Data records
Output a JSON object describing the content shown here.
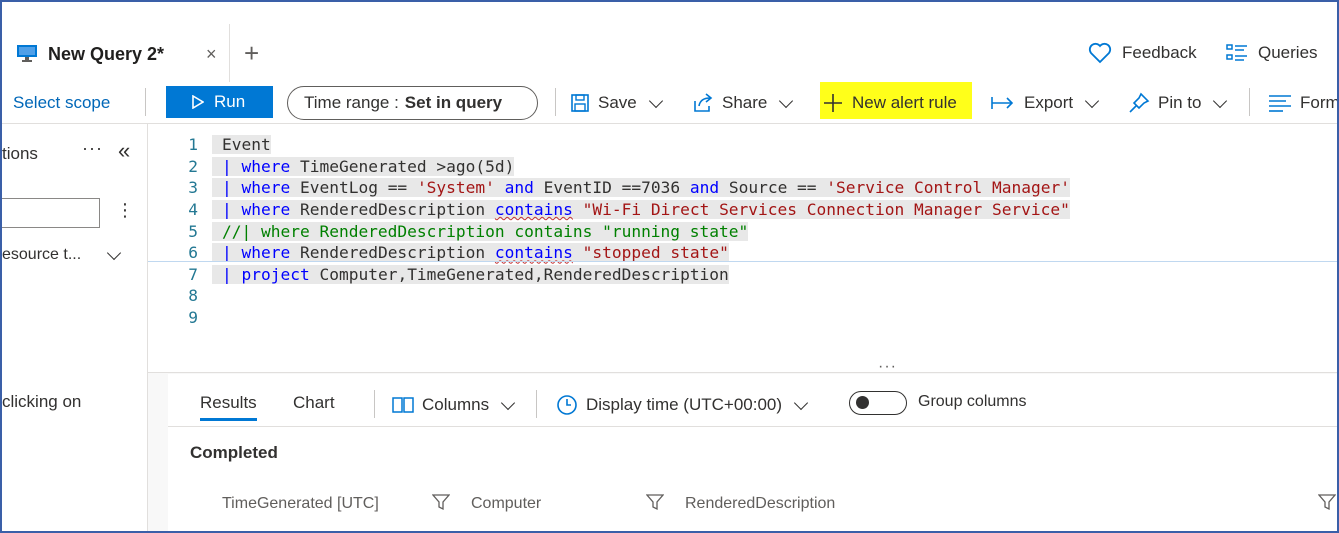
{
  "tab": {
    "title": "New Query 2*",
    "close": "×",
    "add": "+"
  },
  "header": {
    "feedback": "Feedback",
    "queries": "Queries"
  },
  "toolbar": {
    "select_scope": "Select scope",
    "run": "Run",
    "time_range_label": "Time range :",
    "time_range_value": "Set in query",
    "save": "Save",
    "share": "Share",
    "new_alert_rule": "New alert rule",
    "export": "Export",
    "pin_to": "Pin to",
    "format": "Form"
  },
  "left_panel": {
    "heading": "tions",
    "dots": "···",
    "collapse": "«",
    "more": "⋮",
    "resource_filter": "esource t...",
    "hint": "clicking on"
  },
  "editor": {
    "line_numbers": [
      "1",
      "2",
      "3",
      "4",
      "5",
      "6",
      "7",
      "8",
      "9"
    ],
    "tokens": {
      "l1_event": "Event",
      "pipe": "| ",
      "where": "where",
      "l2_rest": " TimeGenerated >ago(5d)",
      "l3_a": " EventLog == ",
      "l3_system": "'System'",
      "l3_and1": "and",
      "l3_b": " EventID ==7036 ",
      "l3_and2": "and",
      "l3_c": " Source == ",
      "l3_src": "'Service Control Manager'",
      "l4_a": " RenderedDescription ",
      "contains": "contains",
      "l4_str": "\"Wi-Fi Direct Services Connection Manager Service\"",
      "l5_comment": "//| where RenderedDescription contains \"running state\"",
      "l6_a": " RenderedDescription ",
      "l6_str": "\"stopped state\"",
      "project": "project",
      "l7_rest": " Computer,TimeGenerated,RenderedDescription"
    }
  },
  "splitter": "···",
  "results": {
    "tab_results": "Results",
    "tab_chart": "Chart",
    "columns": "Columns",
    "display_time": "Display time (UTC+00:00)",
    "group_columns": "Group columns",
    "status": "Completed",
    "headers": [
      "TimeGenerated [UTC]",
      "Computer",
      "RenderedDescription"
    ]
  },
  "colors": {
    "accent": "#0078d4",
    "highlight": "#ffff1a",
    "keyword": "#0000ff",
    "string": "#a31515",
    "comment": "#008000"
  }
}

* * *

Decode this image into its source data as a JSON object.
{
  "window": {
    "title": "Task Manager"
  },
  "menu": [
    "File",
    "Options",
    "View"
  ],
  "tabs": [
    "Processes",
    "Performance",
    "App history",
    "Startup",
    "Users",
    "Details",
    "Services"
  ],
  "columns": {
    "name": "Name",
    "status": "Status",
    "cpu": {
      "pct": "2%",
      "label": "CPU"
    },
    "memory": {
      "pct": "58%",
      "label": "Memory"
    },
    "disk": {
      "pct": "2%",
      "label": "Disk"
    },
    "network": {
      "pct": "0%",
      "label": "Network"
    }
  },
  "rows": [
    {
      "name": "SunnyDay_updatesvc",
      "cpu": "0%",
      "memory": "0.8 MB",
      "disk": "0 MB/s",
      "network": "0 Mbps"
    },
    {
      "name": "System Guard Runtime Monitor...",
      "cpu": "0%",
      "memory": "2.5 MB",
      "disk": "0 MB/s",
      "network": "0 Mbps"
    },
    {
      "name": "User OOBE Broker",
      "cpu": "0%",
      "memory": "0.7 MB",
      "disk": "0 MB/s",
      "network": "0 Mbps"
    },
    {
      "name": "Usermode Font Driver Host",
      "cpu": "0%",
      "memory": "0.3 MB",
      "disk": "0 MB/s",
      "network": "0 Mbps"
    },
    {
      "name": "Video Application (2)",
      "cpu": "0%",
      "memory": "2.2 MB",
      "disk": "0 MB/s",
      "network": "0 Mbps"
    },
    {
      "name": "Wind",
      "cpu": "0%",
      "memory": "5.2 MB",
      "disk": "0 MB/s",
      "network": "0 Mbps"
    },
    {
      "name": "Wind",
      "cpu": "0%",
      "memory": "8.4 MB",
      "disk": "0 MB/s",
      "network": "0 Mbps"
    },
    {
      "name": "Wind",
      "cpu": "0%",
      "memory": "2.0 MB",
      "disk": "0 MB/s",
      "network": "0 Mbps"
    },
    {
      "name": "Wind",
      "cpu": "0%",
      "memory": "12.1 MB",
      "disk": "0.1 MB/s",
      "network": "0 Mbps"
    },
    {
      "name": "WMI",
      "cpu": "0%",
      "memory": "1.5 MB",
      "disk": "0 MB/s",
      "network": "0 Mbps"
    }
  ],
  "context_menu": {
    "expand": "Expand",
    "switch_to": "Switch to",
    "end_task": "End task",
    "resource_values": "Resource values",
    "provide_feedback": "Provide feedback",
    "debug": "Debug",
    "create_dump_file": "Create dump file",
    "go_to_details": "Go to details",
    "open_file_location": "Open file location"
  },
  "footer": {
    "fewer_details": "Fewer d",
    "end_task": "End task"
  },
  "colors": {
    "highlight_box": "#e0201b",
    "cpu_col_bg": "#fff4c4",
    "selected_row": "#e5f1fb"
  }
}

...

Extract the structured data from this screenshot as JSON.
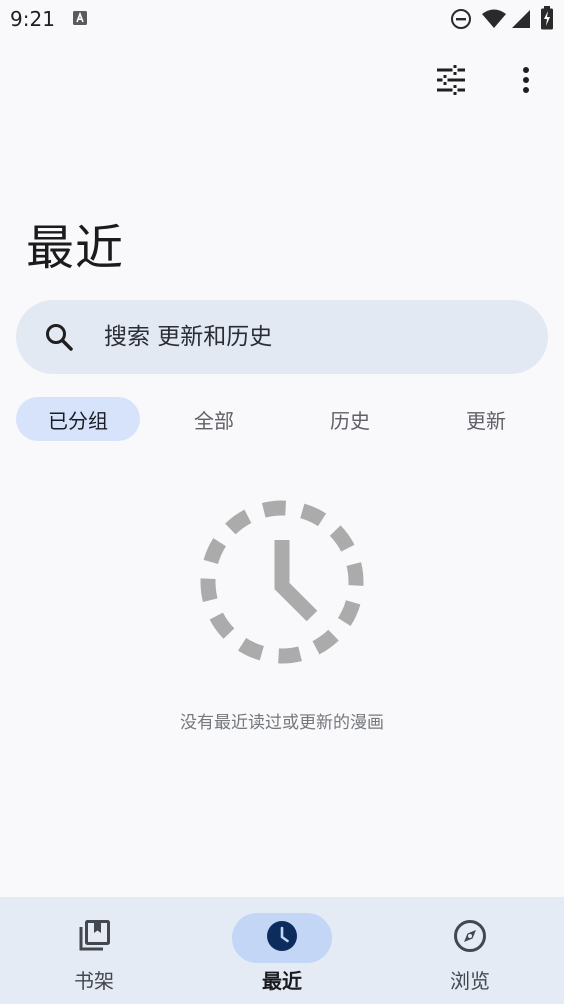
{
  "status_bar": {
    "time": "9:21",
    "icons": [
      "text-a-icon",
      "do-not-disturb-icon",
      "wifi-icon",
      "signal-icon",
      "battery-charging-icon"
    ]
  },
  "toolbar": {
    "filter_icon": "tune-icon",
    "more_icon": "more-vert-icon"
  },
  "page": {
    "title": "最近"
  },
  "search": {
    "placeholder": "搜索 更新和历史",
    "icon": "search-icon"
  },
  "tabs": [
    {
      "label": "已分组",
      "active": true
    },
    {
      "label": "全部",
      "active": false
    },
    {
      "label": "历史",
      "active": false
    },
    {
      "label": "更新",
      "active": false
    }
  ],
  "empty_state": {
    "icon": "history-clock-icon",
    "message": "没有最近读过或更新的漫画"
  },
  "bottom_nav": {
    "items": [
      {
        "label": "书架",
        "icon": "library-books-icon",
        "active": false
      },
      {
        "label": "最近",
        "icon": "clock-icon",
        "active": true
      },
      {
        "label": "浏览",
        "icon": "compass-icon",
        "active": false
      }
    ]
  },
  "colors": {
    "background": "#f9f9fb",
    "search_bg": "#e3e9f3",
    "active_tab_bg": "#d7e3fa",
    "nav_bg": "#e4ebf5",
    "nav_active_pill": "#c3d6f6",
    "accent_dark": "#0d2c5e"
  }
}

▸ Challenge
Copy out each line of the data where the string "contains" appears.

▸ Response to the task
      "contains": "contains",
      "l5_comment": "//| where RenderedDescription contains \"running state\"",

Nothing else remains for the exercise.